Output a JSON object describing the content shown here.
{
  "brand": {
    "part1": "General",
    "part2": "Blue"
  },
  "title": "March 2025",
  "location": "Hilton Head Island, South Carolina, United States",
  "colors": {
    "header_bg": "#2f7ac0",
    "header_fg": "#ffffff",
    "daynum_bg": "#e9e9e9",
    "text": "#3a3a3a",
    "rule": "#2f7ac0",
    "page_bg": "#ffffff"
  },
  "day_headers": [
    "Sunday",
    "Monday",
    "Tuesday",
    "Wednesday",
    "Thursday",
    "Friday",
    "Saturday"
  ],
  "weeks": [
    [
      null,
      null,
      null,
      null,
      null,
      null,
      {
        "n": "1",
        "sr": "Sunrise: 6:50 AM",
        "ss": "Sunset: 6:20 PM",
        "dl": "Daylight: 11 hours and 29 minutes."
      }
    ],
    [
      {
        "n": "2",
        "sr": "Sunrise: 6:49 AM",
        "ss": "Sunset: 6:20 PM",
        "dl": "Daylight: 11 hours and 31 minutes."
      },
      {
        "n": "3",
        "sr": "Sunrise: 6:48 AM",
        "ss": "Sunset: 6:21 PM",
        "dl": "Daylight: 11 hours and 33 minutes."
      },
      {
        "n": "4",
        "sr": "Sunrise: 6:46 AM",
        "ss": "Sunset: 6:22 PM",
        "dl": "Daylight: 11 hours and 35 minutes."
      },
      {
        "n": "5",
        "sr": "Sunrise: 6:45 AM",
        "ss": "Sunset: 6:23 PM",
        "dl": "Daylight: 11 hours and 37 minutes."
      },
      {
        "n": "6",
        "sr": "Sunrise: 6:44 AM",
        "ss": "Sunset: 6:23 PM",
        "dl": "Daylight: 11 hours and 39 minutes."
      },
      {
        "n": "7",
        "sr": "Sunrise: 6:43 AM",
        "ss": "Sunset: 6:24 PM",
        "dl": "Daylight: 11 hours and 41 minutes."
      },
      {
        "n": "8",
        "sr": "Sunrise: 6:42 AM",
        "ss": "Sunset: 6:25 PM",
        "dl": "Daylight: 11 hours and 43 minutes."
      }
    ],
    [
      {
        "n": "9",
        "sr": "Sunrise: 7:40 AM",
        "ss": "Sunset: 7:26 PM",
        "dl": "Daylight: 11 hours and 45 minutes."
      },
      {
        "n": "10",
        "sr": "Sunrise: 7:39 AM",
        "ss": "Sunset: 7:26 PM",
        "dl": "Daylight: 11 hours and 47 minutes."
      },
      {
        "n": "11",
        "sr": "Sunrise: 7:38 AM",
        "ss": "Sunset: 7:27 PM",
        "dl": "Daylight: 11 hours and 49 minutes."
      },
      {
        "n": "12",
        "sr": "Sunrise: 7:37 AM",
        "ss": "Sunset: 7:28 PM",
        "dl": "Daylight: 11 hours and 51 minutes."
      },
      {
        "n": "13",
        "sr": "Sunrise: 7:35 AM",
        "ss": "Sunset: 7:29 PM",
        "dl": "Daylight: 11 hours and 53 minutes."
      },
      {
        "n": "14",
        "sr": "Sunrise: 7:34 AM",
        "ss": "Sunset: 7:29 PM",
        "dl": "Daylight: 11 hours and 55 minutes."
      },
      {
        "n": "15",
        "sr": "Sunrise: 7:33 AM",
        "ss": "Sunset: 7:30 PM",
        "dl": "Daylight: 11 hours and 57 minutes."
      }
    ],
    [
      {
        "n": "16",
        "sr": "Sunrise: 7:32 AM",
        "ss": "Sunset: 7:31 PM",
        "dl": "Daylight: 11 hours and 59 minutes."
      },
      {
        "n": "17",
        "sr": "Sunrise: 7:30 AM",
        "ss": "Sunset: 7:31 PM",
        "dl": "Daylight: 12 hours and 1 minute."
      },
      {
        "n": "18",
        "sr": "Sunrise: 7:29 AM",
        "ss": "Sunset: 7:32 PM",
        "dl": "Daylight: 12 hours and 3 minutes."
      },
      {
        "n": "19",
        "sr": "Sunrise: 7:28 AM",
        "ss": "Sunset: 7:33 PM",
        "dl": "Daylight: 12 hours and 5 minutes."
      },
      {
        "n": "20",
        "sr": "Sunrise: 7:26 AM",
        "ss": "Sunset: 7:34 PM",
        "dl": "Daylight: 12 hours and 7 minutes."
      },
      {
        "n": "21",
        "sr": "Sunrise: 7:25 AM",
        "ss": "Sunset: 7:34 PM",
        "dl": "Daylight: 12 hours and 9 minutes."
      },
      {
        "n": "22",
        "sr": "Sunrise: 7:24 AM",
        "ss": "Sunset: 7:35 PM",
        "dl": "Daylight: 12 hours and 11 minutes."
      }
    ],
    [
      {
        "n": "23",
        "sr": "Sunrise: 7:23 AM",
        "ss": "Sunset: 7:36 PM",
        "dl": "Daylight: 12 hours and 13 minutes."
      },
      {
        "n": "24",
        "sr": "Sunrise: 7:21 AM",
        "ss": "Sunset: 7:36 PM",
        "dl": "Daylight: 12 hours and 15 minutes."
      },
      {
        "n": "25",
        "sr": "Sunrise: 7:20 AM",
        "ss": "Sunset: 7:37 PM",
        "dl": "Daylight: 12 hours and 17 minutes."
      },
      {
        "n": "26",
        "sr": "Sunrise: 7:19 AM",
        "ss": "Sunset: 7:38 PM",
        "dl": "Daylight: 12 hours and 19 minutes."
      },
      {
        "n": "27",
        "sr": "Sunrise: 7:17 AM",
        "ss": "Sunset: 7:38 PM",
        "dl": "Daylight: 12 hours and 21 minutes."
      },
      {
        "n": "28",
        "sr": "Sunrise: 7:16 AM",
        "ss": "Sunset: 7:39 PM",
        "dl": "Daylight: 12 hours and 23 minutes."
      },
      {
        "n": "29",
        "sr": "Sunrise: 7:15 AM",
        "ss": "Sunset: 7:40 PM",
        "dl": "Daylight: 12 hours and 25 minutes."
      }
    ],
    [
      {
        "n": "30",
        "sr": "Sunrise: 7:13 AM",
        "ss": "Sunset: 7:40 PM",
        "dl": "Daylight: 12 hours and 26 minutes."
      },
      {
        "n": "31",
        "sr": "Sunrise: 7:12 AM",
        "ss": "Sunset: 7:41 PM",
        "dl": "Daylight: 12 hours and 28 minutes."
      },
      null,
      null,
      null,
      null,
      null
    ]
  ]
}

---

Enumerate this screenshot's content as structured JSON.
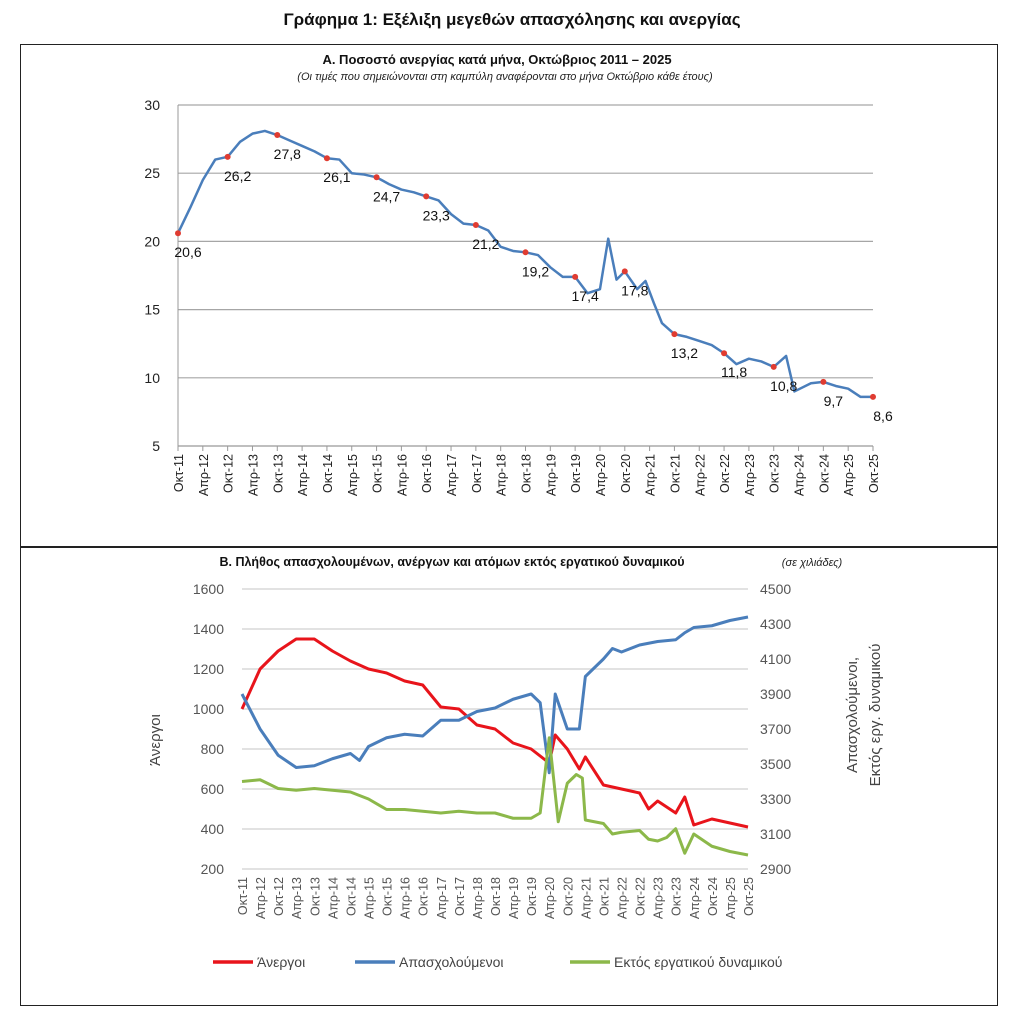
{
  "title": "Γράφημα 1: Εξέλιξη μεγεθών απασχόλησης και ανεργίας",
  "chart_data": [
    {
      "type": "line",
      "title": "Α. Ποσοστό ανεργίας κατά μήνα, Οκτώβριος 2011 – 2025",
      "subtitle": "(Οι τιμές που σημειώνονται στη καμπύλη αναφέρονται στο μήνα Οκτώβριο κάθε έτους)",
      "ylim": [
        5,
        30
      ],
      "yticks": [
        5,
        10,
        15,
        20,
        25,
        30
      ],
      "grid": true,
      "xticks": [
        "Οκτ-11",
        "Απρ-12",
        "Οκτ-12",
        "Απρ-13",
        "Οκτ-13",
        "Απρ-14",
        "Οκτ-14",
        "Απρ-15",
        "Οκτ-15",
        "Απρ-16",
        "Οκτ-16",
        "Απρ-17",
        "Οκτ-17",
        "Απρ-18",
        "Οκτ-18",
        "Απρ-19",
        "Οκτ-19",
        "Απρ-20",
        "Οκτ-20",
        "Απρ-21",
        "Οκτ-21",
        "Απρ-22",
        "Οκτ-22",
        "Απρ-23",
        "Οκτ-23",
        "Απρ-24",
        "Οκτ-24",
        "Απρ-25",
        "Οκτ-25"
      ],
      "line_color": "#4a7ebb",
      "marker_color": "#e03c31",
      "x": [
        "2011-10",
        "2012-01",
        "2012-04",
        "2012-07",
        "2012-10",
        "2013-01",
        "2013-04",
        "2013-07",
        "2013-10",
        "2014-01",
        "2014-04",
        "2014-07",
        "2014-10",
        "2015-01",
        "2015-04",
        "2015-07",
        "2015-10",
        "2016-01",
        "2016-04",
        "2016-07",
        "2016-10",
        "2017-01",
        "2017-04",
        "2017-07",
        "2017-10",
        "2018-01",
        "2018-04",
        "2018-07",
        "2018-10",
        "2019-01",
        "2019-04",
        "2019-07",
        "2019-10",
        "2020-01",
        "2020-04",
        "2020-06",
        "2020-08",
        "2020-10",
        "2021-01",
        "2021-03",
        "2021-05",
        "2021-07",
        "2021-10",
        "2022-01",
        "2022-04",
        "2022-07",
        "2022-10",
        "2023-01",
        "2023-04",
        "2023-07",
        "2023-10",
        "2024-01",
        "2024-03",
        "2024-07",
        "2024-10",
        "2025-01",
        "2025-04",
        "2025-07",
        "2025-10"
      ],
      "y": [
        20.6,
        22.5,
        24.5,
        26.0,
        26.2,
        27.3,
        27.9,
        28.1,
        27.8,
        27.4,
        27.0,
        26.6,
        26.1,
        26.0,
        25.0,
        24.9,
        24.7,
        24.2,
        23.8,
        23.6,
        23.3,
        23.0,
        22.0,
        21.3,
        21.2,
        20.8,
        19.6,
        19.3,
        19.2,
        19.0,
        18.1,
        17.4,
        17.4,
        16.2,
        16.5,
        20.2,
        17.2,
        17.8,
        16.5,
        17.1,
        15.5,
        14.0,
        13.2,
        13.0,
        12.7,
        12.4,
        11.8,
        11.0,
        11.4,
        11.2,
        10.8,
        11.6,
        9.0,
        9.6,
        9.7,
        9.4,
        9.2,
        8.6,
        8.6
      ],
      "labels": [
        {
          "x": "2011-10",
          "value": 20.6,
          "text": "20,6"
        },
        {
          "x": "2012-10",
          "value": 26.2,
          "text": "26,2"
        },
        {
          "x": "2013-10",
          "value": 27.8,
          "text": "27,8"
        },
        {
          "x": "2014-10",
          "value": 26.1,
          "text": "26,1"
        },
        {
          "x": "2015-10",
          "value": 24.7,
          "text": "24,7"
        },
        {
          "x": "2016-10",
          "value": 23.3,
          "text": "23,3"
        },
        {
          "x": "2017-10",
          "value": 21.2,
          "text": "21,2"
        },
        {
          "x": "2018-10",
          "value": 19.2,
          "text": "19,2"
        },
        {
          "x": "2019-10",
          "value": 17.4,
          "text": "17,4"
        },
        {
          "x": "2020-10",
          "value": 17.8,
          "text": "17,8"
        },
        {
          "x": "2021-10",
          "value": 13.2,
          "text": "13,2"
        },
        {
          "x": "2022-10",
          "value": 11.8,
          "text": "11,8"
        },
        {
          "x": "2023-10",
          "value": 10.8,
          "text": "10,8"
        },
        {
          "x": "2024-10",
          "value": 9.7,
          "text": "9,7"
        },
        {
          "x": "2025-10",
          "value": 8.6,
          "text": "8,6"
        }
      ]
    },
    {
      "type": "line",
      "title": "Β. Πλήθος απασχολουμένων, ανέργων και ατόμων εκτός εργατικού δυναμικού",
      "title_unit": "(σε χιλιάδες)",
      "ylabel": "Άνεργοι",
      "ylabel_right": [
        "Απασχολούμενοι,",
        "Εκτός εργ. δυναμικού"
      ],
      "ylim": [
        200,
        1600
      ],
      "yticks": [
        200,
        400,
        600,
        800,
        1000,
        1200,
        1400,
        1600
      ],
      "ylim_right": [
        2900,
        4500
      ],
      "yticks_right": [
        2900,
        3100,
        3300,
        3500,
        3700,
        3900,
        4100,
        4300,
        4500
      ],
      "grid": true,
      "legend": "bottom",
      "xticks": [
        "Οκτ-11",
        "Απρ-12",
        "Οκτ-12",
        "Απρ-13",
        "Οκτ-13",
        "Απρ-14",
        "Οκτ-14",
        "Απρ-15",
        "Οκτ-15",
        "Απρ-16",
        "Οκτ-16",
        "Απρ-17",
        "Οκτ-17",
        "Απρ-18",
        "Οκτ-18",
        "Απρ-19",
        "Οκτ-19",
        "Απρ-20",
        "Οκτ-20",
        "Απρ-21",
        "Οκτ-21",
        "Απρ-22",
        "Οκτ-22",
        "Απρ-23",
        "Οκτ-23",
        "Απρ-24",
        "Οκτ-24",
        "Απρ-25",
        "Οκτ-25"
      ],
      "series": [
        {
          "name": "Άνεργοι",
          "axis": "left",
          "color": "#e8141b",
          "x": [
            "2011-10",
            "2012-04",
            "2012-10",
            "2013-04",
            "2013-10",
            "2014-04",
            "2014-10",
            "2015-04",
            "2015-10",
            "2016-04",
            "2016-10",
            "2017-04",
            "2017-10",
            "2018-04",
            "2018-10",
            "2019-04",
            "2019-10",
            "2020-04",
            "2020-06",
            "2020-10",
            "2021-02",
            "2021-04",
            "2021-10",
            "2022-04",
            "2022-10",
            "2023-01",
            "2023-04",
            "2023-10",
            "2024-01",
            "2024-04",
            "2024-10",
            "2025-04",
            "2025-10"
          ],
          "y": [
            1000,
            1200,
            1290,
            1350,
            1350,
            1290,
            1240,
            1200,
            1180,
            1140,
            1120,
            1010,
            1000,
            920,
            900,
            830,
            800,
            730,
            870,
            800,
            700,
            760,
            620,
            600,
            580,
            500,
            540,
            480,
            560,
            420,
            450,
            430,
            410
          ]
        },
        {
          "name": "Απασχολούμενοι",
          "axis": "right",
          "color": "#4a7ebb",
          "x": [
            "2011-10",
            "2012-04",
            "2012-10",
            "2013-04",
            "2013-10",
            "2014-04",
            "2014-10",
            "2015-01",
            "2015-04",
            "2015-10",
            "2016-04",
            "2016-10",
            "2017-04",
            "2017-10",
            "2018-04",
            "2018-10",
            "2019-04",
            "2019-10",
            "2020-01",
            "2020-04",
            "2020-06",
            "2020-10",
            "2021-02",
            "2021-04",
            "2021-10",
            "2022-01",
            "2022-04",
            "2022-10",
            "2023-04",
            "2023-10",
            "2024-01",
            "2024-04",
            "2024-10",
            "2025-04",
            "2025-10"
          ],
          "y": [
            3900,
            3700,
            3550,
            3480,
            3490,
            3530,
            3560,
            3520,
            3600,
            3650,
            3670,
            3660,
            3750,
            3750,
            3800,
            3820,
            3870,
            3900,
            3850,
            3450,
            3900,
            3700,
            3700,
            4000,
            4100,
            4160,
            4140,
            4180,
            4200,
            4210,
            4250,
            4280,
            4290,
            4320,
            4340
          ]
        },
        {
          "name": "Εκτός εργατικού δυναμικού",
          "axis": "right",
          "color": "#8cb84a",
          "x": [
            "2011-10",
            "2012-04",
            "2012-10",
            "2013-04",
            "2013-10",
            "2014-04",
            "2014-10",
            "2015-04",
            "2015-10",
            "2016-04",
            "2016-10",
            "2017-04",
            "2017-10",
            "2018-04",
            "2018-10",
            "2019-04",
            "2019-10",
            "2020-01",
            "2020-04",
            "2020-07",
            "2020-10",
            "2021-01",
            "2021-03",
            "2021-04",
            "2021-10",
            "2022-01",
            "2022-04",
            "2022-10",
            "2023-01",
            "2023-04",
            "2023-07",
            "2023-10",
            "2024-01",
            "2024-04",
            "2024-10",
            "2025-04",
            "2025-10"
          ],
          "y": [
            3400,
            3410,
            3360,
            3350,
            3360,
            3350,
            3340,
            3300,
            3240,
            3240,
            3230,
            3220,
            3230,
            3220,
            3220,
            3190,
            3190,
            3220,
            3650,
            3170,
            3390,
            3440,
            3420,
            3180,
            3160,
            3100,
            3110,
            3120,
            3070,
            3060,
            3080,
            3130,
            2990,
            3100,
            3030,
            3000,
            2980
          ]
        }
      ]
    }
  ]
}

● Exercise aim: Select all lines in the listing that include the word "ανεργίας".

● Output of the task:
  "title": "Γράφημα 1: Εξέλιξη μεγεθών απασχόλησης και ανεργίας",
      "title": "Α. Ποσοστό ανεργίας κατά μήνα, Οκτώβριος 2011 – 2025",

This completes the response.